** START DATASET RECORDS **

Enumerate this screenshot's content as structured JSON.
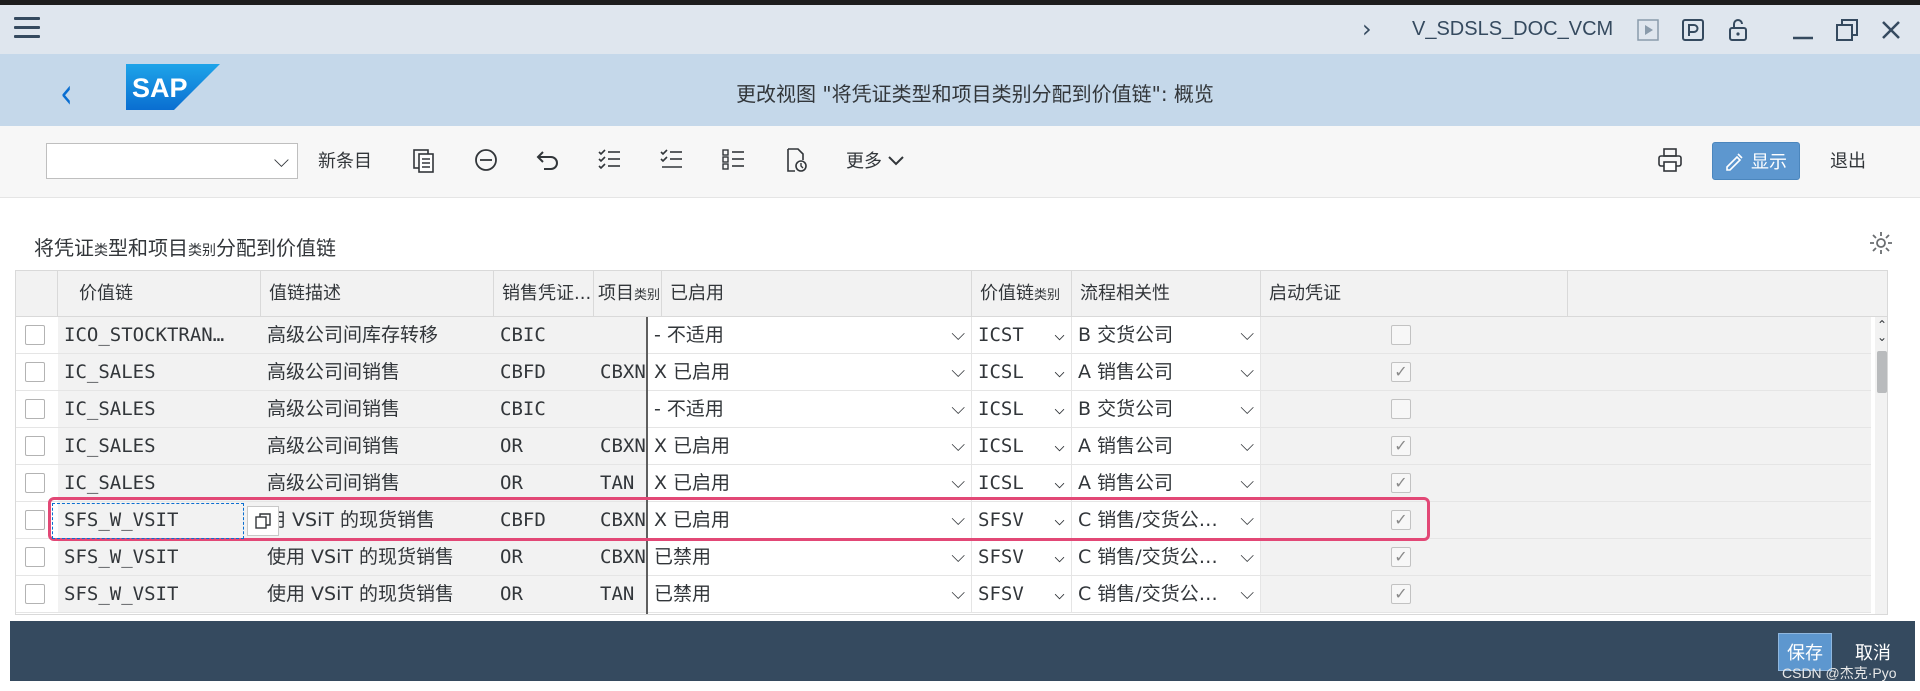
{
  "window": {
    "tcode": "V_SDSLS_DOC_VCM",
    "icons": [
      "menu-icon",
      "expand-arrow-icon",
      "play-icon",
      "parking-icon",
      "unlock-icon",
      "minimize-icon",
      "restore-icon",
      "close-icon"
    ]
  },
  "header": {
    "title": "更改视图 \"将凭证类型和项目类别分配到价值链\": 概览",
    "logo_text": "SAP"
  },
  "toolbar": {
    "combo_value": "",
    "new_entry": "新条目",
    "more": "更多",
    "display": "显示",
    "exit": "退出"
  },
  "section": {
    "title_main": "将凭证",
    "title_small": "类",
    "title_rest": "型和项目",
    "title_small2": "类别",
    "title_end": "分配到价值链"
  },
  "table": {
    "columns": [
      {
        "label": "价值链"
      },
      {
        "label": "值链描述"
      },
      {
        "label": "销售凭证..."
      },
      {
        "label": "项目",
        "small": "类别"
      },
      {
        "label": "已启用"
      },
      {
        "label": "价值链",
        "small": "类别"
      },
      {
        "label": "流程相关性"
      },
      {
        "label": "启动凭证"
      }
    ],
    "rows": [
      {
        "chain": "ICO_STOCKTRAN…",
        "desc": "高级公司间库存转移",
        "doc": "CBIC",
        "item": "",
        "enabled": "- 不适用",
        "cat": "ICST",
        "proc": "B 交货公司",
        "start": false
      },
      {
        "chain": "IC_SALES",
        "desc": "高级公司间销售",
        "doc": "CBFD",
        "item": "CBXN",
        "enabled": "X 已启用",
        "cat": "ICSL",
        "proc": "A 销售公司",
        "start": true
      },
      {
        "chain": "IC_SALES",
        "desc": "高级公司间销售",
        "doc": "CBIC",
        "item": "",
        "enabled": "- 不适用",
        "cat": "ICSL",
        "proc": "B 交货公司",
        "start": false
      },
      {
        "chain": "IC_SALES",
        "desc": "高级公司间销售",
        "doc": "OR",
        "item": "CBXN",
        "enabled": "X 已启用",
        "cat": "ICSL",
        "proc": "A 销售公司",
        "start": true
      },
      {
        "chain": "IC_SALES",
        "desc": "高级公司间销售",
        "doc": "OR",
        "item": "TAN",
        "enabled": "X 已启用",
        "cat": "ICSL",
        "proc": "A 销售公司",
        "start": true
      },
      {
        "chain": "SFS_W_VSIT",
        "desc": "用 VSiT 的现货销售",
        "doc": "CBFD",
        "item": "CBXN",
        "enabled": "X 已启用",
        "cat": "SFSV",
        "proc": "C 销售/交货公…",
        "start": true
      },
      {
        "chain": "SFS_W_VSIT",
        "desc": "使用 VSiT 的现货销售",
        "doc": "OR",
        "item": "CBXN",
        "enabled": "  已禁用",
        "cat": "SFSV",
        "proc": "C 销售/交货公…",
        "start": true
      },
      {
        "chain": "SFS_W_VSIT",
        "desc": "使用 VSiT 的现货销售",
        "doc": "OR",
        "item": "TAN",
        "enabled": "  已禁用",
        "cat": "SFSV",
        "proc": "C 销售/交货公…",
        "start": true
      }
    ]
  },
  "footer": {
    "save": "保存",
    "cancel": "取消"
  },
  "watermark": "CSDN @杰克·Pyo"
}
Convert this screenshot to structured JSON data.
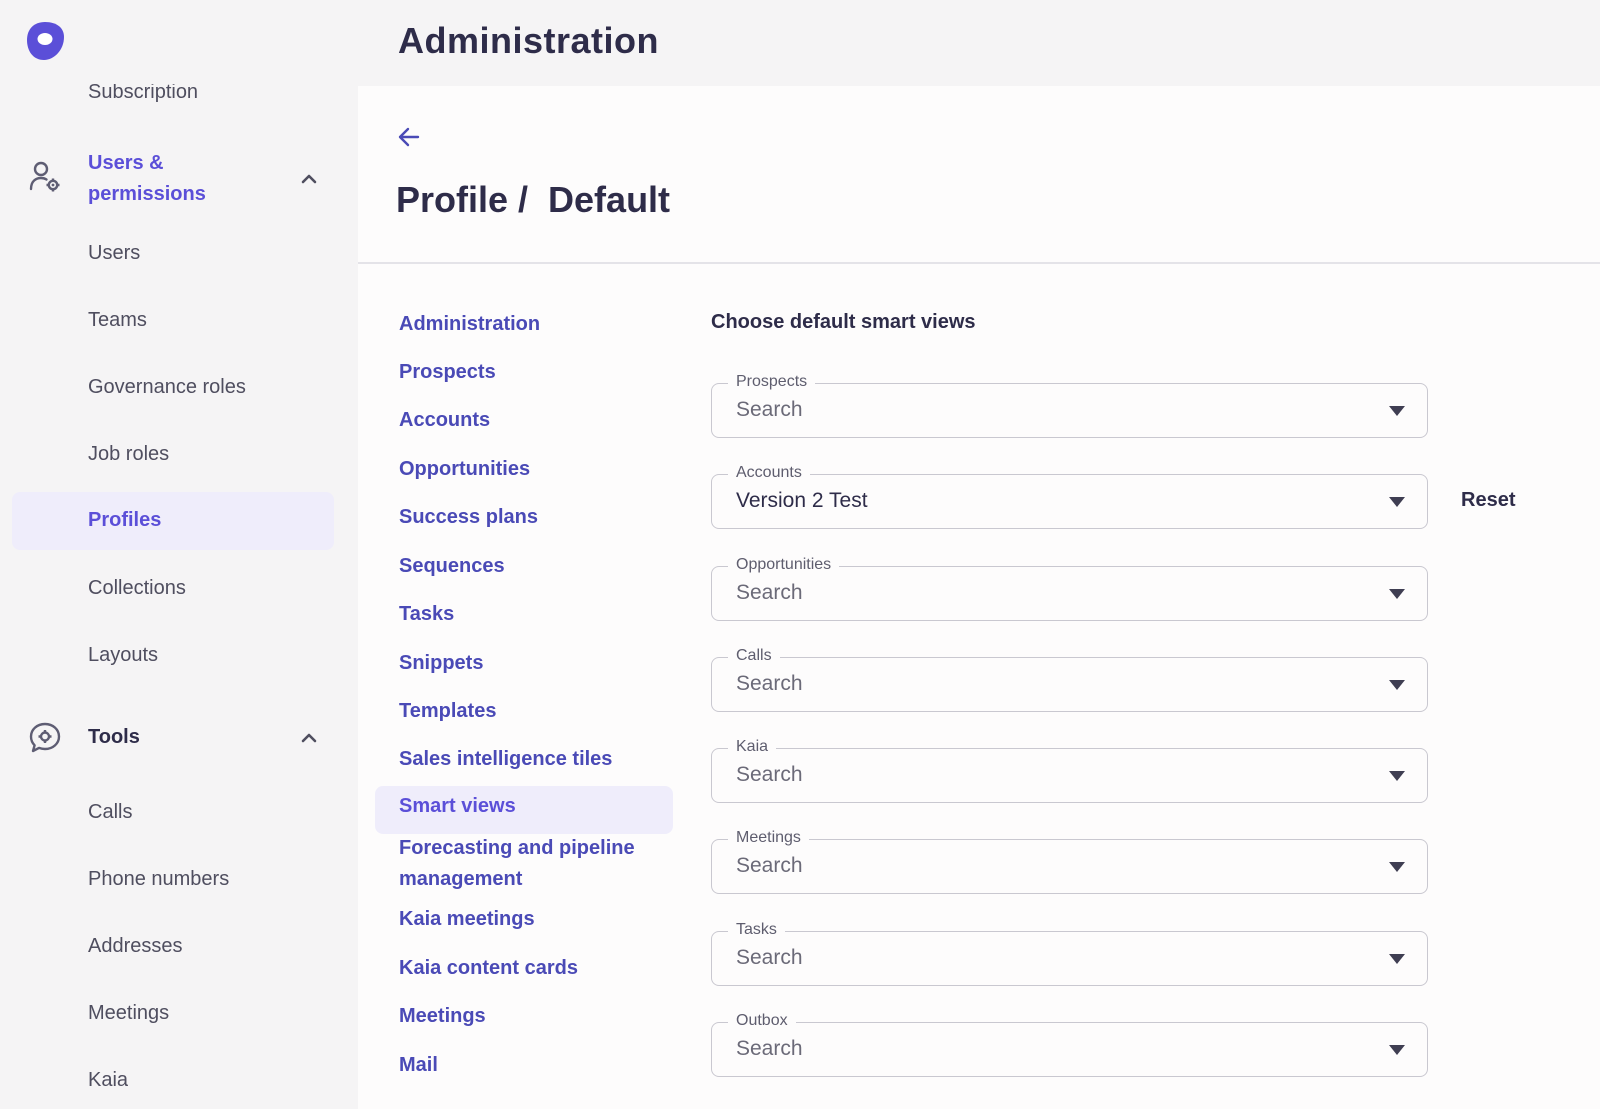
{
  "header": {
    "title": "Administration"
  },
  "sidebar": {
    "cut_item": "Subscription",
    "groups": [
      {
        "label": "Users & permissions",
        "label_line1": "Users &",
        "label_line2": "permissions",
        "icon": "user-gear-icon",
        "items": [
          "Users",
          "Teams",
          "Governance roles",
          "Job roles",
          "Profiles",
          "Collections",
          "Layouts"
        ],
        "active": "Profiles"
      },
      {
        "label": "Tools",
        "icon": "chat-gear-icon",
        "items": [
          "Calls",
          "Phone numbers",
          "Addresses",
          "Meetings",
          "Kaia"
        ]
      }
    ]
  },
  "page": {
    "title": "Profile /  Default",
    "back": "back-arrow-icon"
  },
  "subnav": {
    "items": [
      "Administration",
      "Prospects",
      "Accounts",
      "Opportunities",
      "Success plans",
      "Sequences",
      "Tasks",
      "Snippets",
      "Templates",
      "Sales intelligence tiles",
      "Smart views",
      "Forecasting and pipeline",
      "management",
      "Kaia meetings",
      "Kaia content cards",
      "Meetings",
      "Mail"
    ],
    "active": "Smart views"
  },
  "smart_views": {
    "title": "Choose default smart views",
    "reset_label": "Reset",
    "fields": [
      {
        "label": "Prospects",
        "value": "Search",
        "filled": false
      },
      {
        "label": "Accounts",
        "value": "Version 2 Test",
        "filled": true
      },
      {
        "label": "Opportunities",
        "value": "Search",
        "filled": false
      },
      {
        "label": "Calls",
        "value": "Search",
        "filled": false
      },
      {
        "label": "Kaia",
        "value": "Search",
        "filled": false
      },
      {
        "label": "Meetings",
        "value": "Search",
        "filled": false
      },
      {
        "label": "Tasks",
        "value": "Search",
        "filled": false
      },
      {
        "label": "Outbox",
        "value": "Search",
        "filled": false
      }
    ]
  },
  "colors": {
    "accent": "#5b4fd8",
    "nav_link": "#4a4ab6",
    "text": "#2e2c49",
    "active_bg": "#efedfb"
  }
}
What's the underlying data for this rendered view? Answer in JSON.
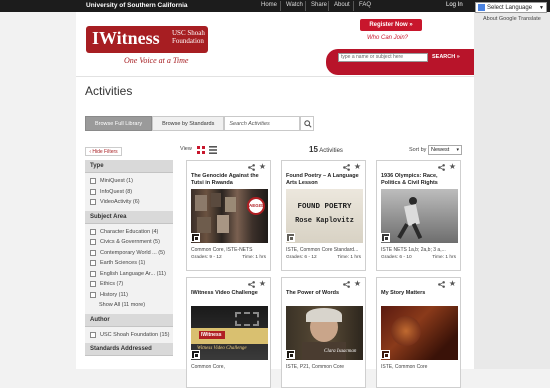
{
  "topbar": {
    "university": "University of Southern California",
    "nav": [
      "Home",
      "Watch",
      "Share",
      "About",
      "FAQ"
    ],
    "login": "Log In",
    "translate_label": "Select Language",
    "translate_note": "About Google Translate"
  },
  "header": {
    "logo_text": "IWitness",
    "logo_sub": "USC Shoah Foundation",
    "tagline": "One Voice at a Time",
    "register_label": "Register Now »",
    "who_label": "Who Can Join?",
    "search_placeholder": "type a name or subject here",
    "search_button": "SEARCH »"
  },
  "main": {
    "title": "Activities",
    "tabs": [
      "Browse Full Library",
      "Browse by Standards"
    ],
    "search_activities": "Search Activities",
    "hide_filters": "‹ Hide Filters",
    "view_label": "View",
    "count": "15",
    "count_label": "Activities",
    "sort_label": "Sort by",
    "sort_value": "Newest"
  },
  "sidebar": {
    "type_head": "Type",
    "type_items": [
      "MiniQuest (1)",
      "InfoQuest (8)",
      "VideoActivity (6)"
    ],
    "subject_head": "Subject Area",
    "subject_items": [
      "Character Education (4)",
      "Civics & Government (5)",
      "Contemporary World ... (5)",
      "Earth Sciences (1)",
      "English Language Ar... (11)",
      "Ethics (7)",
      "History (11)"
    ],
    "show_all": "Show All (11 more)",
    "author_head": "Author",
    "author_items": [
      "USC Shoah Foundation (15)"
    ],
    "standards_head": "Standards Addressed"
  },
  "cards": [
    {
      "title": "The Genocide Against the Tutsi in Rwanda",
      "meta": "Common Core, ISTE-NETS",
      "grades": "Grades: 9 - 12",
      "time": "Time: 1 hrs",
      "badge": "AEGIS"
    },
    {
      "title": "Found Poetry – A Language Arts Lesson",
      "meta": "ISTE, Common Core Standard...",
      "grades": "Grades: 6 - 12",
      "time": "Time: 1 hrs",
      "thumb_text1": "FOUND POETRY",
      "thumb_text2": "Rose Kaplovitz"
    },
    {
      "title": "1936 Olympics: Race, Politics & Civil Rights",
      "meta": "ISTE NETS 1a,b; 2a,b; 3 a,...",
      "grades": "Grades: 6 - 10",
      "time": "Time: 1 hrs"
    },
    {
      "title": "IWitness Video Challenge",
      "meta": "Common Core,",
      "grades": "",
      "time": "",
      "thumb_text1": "IWitness",
      "thumb_text2": "Witness Video Challenge"
    },
    {
      "title": "The Power of Words",
      "meta": "ISTE, P21, Common Core",
      "grades": "",
      "time": "",
      "thumb_text1": "Clara Isaacman"
    },
    {
      "title": "My Story Matters",
      "meta": "ISTE, Common Core",
      "grades": "",
      "time": ""
    }
  ]
}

** END DATASET RECORDS **

> [TASK STATEMENT]
Copy out each line of the material that holds the word "Administration".

> [EXERCISE OUTPUT]
    "title": "Administration"
      "Administration",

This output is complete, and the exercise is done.